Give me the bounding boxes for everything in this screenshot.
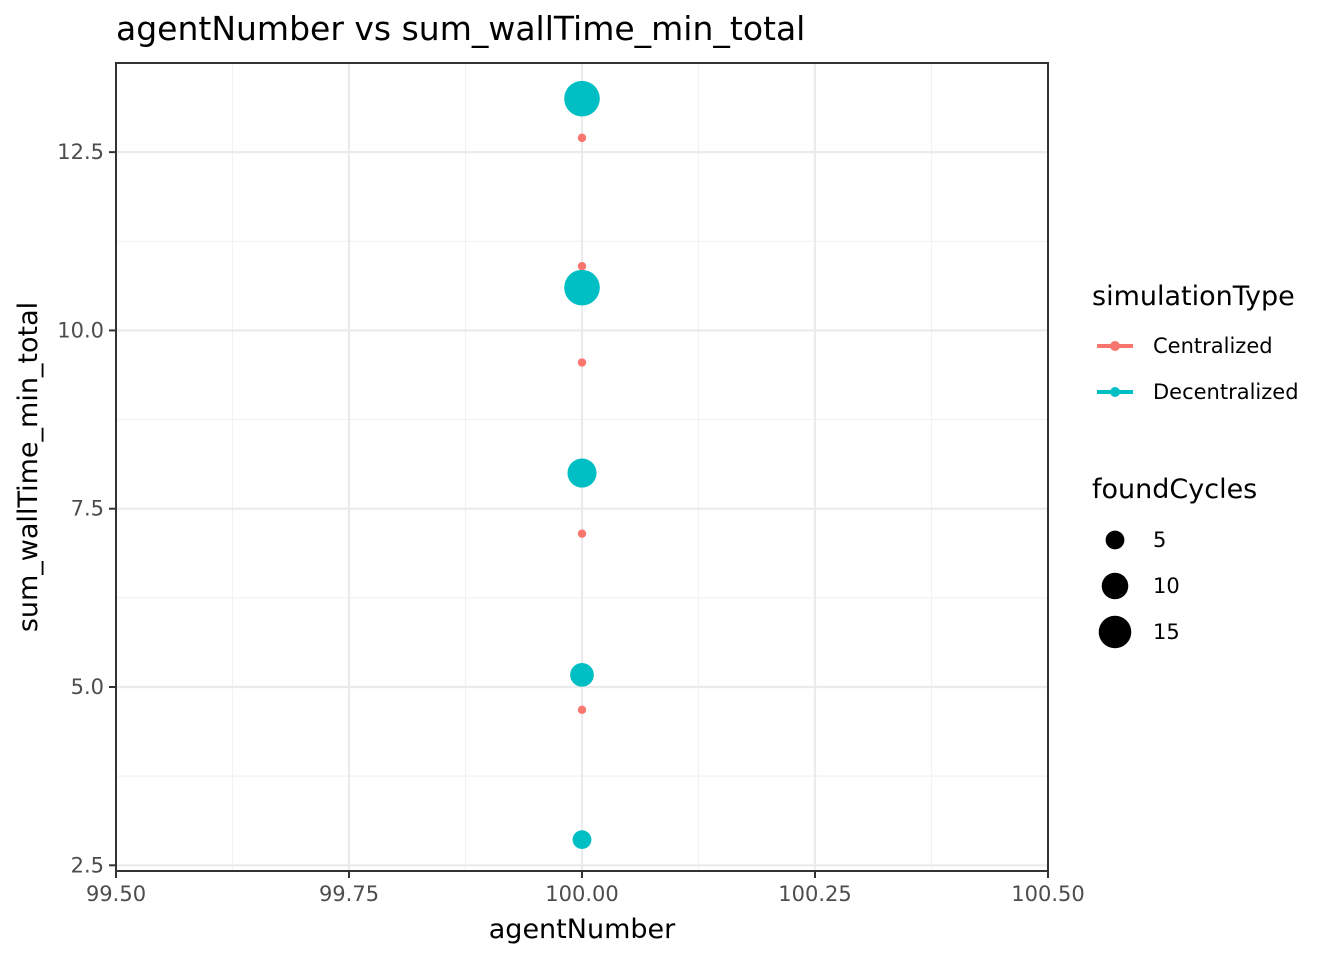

--

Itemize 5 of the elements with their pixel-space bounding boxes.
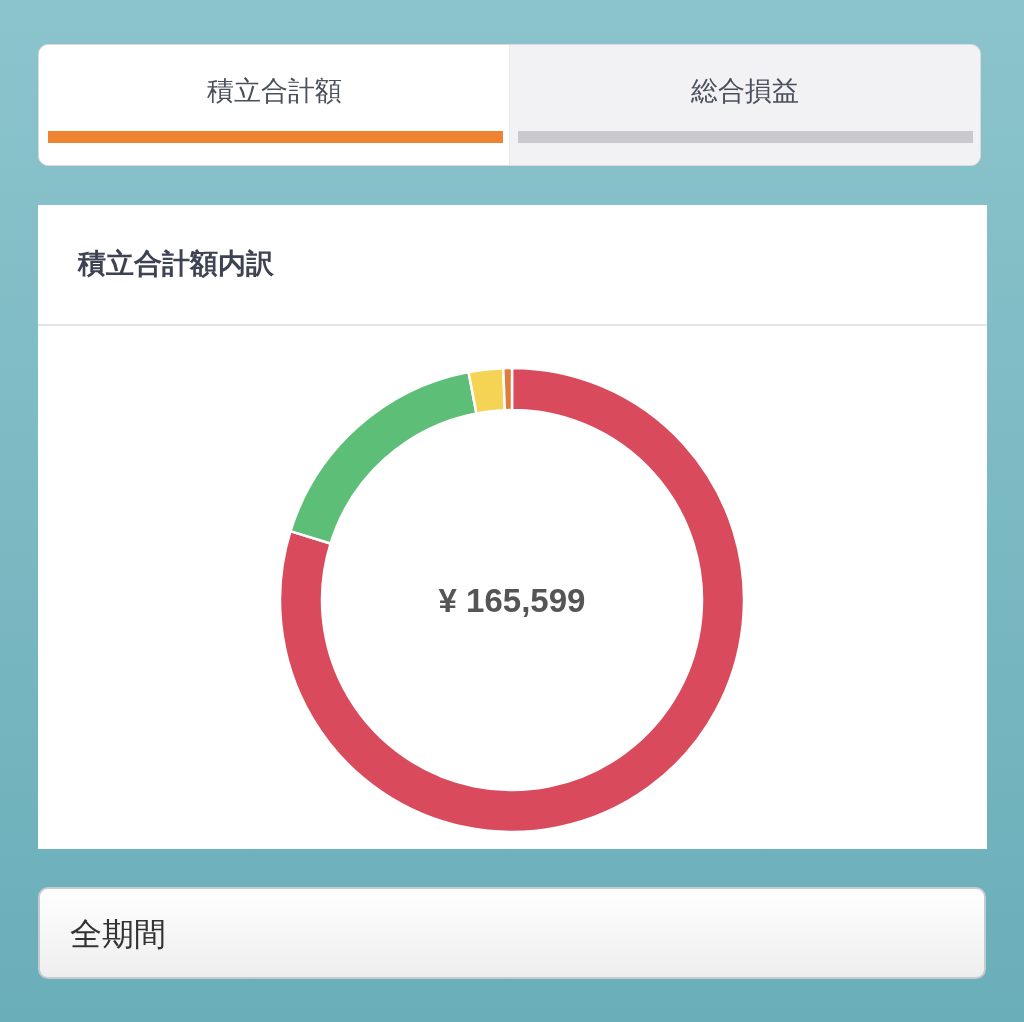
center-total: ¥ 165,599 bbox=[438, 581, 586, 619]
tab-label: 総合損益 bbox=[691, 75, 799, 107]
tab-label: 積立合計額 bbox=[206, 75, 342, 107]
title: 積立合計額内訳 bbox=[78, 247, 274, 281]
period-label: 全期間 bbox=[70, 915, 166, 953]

---

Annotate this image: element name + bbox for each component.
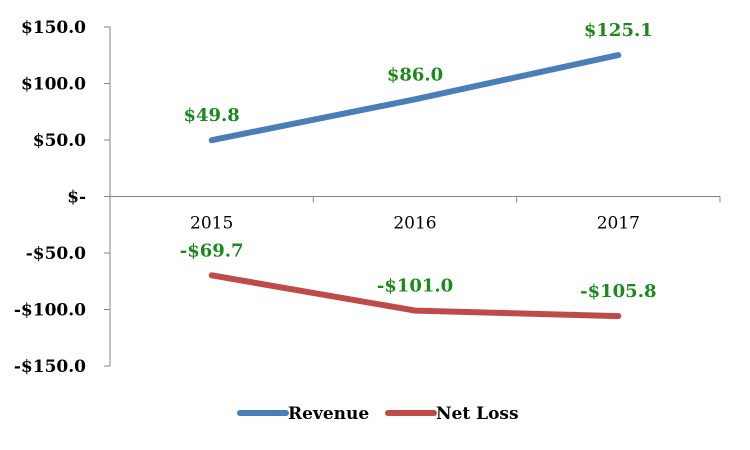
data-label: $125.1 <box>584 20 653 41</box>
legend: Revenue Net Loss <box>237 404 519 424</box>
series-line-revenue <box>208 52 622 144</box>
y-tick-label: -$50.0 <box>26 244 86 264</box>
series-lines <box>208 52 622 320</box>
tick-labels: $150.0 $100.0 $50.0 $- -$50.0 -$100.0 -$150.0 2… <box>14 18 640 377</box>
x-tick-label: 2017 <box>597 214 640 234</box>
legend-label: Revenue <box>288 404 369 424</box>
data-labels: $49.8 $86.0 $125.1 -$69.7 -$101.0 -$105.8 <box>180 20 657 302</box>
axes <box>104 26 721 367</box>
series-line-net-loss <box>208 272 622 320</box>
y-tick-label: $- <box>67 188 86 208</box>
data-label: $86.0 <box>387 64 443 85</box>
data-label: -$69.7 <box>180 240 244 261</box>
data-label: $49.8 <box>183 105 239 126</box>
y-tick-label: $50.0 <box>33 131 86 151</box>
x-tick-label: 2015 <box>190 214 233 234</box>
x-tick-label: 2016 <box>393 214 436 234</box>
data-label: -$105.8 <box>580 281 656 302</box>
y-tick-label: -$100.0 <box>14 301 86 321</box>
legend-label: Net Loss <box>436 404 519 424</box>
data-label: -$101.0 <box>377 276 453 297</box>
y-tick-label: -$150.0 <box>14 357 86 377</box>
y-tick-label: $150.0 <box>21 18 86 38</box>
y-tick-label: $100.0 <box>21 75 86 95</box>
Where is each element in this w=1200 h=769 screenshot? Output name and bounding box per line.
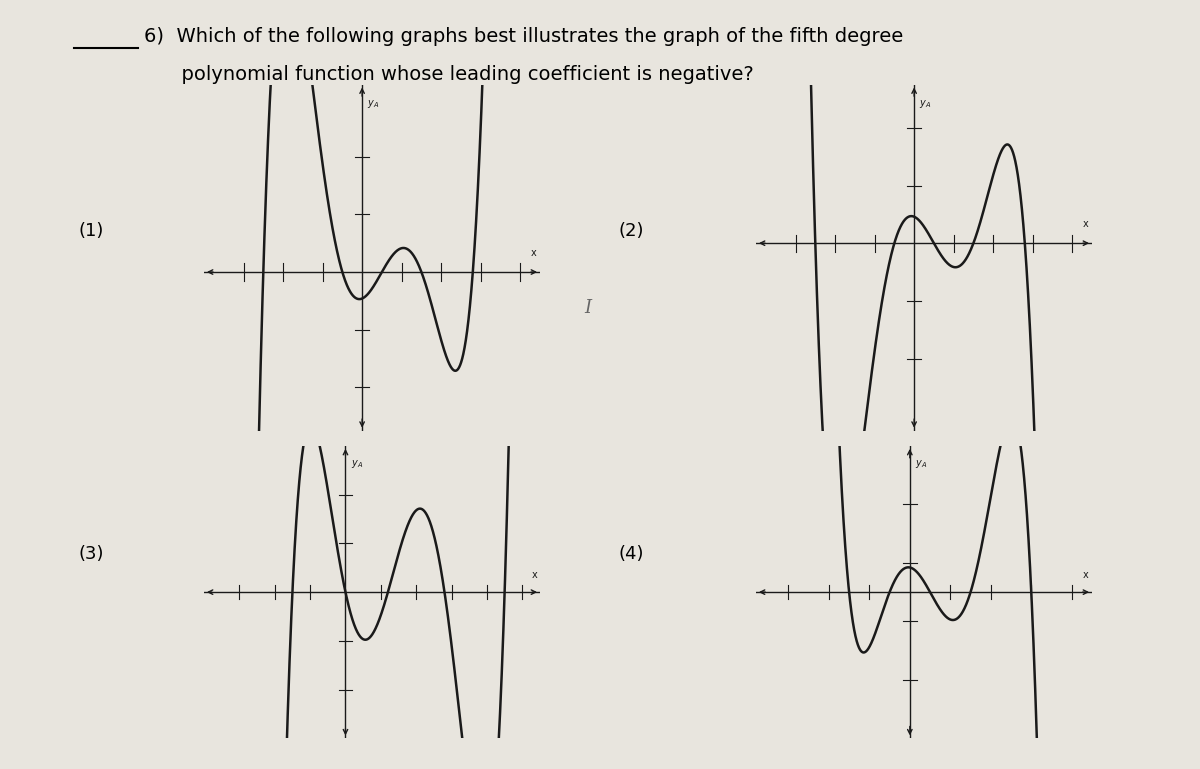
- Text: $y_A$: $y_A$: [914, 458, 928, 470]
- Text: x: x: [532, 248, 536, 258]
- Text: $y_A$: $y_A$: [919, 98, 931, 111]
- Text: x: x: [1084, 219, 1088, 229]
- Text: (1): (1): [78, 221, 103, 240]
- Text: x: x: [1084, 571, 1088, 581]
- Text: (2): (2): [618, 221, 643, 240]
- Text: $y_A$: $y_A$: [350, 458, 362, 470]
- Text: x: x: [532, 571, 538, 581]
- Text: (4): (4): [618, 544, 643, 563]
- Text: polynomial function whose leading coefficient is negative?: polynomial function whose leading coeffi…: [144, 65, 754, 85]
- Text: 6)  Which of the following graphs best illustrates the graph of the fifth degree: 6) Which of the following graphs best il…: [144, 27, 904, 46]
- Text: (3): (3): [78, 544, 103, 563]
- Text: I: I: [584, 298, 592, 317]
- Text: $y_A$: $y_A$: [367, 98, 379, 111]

▶ Your objective: Copy out the rows from the line with "Annotate this image: element" to the line with "data-label: -$101.0 <box>377", both included, exactly as they appear above. Leave the pictures out.

▶ Expected answer:
Annotate this image: element name + bbox for each component.
data-label: $125.1 <box>584 20 653 41</box>
legend: Revenue Net Loss <box>237 404 519 424</box>
series-line-revenue <box>208 52 622 144</box>
y-tick-label: -$50.0 <box>26 244 86 264</box>
series-lines <box>208 52 622 320</box>
tick-labels: $150.0 $100.0 $50.0 $- -$50.0 -$100.0 -$150.0 2… <box>14 18 640 377</box>
x-tick-label: 2017 <box>597 214 640 234</box>
legend-label: Revenue <box>288 404 369 424</box>
data-labels: $49.8 $86.0 $125.1 -$69.7 -$101.0 -$105.8 <box>180 20 657 302</box>
axes <box>104 26 721 367</box>
series-line-net-loss <box>208 272 622 320</box>
y-tick-label: $- <box>67 188 86 208</box>
data-label: $86.0 <box>387 64 443 85</box>
data-label: -$69.7 <box>180 240 244 261</box>
data-label: $49.8 <box>183 105 239 126</box>
y-tick-label: $50.0 <box>33 131 86 151</box>
x-tick-label: 2015 <box>190 214 233 234</box>
x-tick-label: 2016 <box>393 214 436 234</box>
data-label: -$105.8 <box>580 281 656 302</box>
y-tick-label: -$100.0 <box>14 301 86 321</box>
legend-label: Net Loss <box>436 404 519 424</box>
data-label: -$101.0 <box>377 276 453 297</box>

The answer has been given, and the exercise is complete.